**DATA PROVIDED**.
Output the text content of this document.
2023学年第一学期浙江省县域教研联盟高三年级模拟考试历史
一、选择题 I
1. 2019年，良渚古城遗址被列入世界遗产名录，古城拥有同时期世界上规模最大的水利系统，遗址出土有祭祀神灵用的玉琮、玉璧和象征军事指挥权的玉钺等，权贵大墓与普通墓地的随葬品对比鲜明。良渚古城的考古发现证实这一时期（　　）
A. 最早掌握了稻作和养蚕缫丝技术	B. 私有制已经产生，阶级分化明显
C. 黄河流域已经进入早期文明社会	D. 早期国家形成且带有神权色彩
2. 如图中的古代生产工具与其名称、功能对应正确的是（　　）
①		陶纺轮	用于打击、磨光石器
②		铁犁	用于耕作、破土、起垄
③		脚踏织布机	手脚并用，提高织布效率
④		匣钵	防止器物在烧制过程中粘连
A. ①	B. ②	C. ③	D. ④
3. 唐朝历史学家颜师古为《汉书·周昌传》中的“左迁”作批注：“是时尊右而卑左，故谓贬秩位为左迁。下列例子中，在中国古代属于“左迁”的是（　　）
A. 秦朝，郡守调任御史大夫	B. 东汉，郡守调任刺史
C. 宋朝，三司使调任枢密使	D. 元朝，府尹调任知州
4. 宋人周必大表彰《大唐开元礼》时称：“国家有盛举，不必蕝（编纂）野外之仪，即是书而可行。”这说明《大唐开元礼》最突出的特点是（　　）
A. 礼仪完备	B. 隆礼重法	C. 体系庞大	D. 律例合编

**STATED GOAL**.
Extract all of the data shown above and repeat it verbatim.

**RIGHT ANSWER**.
Output the text content of this document.
2023学年第一学期浙江省县域教研联盟高三年级模拟考试历史
一、选择题 I
1. 2019年，良渚古城遗址被列入世界遗产名录，古城拥有同时期世界上规模最大的水利系统，遗址出土有祭祀神灵用的玉琮、玉璧和象征军事指挥权的玉钺等，权贵大墓与普通墓地的随葬品对比鲜明。良渚古城的考古发现证实这一时期（　　）
A. 最早掌握了稻作和养蚕缫丝技术	B. 私有制已经产生，阶级分化明显
C. 黄河流域已经进入早期文明社会	D. 早期国家形成且带有神权色彩
2. 如图中的古代生产工具与其名称、功能对应正确的是（　　）
①		陶纺轮	用于打击、磨光石器
②		铁犁	用于耕作、破土、起垄
③		脚踏织布机	手脚并用，提高织布效率
④		匣钵	防止器物在烧制过程中粘连
A. ①	B. ②	C. ③	D. ④
3. 唐朝历史学家颜师古为《汉书·周昌传》中的“左迁”作批注：“是时尊右而卑左，故谓贬秩位为左迁。下列例子中，在中国古代属于“左迁”的是（　　）
A. 秦朝，郡守调任御史大夫	B. 东汉，郡守调任刺史
C. 宋朝，三司使调任枢密使	D. 元朝，府尹调任知州
4. 宋人周必大表彰《大唐开元礼》时称：“国家有盛举，不必蕝（编纂）野外之仪，即是书而可行。”这说明《大唐开元礼》最突出的特点是（　　）
A. 礼仪完备	B. 隆礼重法	C. 体系庞大	D. 律例合编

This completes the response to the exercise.